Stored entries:
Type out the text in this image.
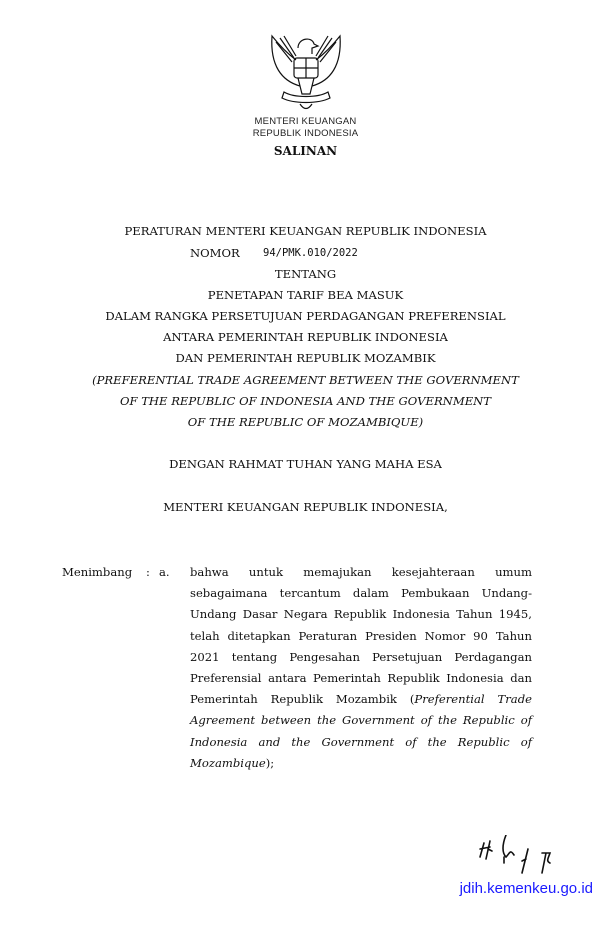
MENTERI KEUANGAN
REPUBLIK INDONESIA
SALINAN
PERATURAN MENTERI KEUANGAN REPUBLIK INDONESIA
NOMOR 94/PMK.010/2022
TENTANG
PENETAPAN TARIF BEA MASUK
DALAM RANGKA PERSETUJUAN PERDAGANGAN PREFERENSIAL
ANTARA PEMERINTAH REPUBLIK INDONESIA
DAN PEMERINTAH REPUBLIK MOZAMBIK
(PREFERENTIAL TRADE AGREEMENT BETWEEN THE GOVERNMENT
OF THE REPUBLIC OF INDONESIA AND THE GOVERNMENT
OF THE REPUBLIC OF MOZAMBIQUE)
DENGAN RAHMAT TUHAN YANG MAHA ESA
MENTERI KEUANGAN REPUBLIK INDONESIA,
Menimbang : a. bahwa untuk memajukan kesejahteraan umum
sebagaimana tercantum dalam Pembukaan Undang-
Undang Dasar Negara Republik Indonesia Tahun 1945,
telah ditetapkan Peraturan Presiden Nomor 90 Tahun
2021 tentang Pengesahan Persetujuan Perdagangan
Preferensial antara Pemerintah Republik Indonesia dan
Pemerintah Republik Mozambik (Preferential Trade
Agreement between the Government of the Republic of
Indonesia and the Government of the Republic of
Mozambique);
jdih.kemenkeu.go.id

• **Exercise aim**
Will you set down the records word for word while leaving out every picture?

• **Solution to the exercise**
Type out the text in this image.
MENTERI KEUANGAN
REPUBLIK INDONESIA
SALINAN
PERATURAN MENTERI KEUANGAN REPUBLIK INDONESIA
NOMOR 94/PMK.010/2022
TENTANG
PENETAPAN TARIF BEA MASUK
DALAM RANGKA PERSETUJUAN PERDAGANGAN PREFERENSIAL
ANTARA PEMERINTAH REPUBLIK INDONESIA
DAN PEMERINTAH REPUBLIK MOZAMBIK
(PREFERENTIAL TRADE AGREEMENT BETWEEN THE GOVERNMENT
OF THE REPUBLIC OF INDONESIA AND THE GOVERNMENT
OF THE REPUBLIC OF MOZAMBIQUE)
DENGAN RAHMAT TUHAN YANG MAHA ESA
MENTERI KEUANGAN REPUBLIK INDONESIA,
Menimbang : a. bahwa untuk memajukan kesejahteraan umum
sebagaimana tercantum dalam Pembukaan Undang-
Undang Dasar Negara Republik Indonesia Tahun 1945,
telah ditetapkan Peraturan Presiden Nomor 90 Tahun
2021 tentang Pengesahan Persetujuan Perdagangan
Preferensial antara Pemerintah Republik Indonesia dan
Pemerintah Republik Mozambik (Preferential Trade
Agreement between the Government of the Republic of
Indonesia and the Government of the Republic of
Mozambique);
jdih.kemenkeu.go.id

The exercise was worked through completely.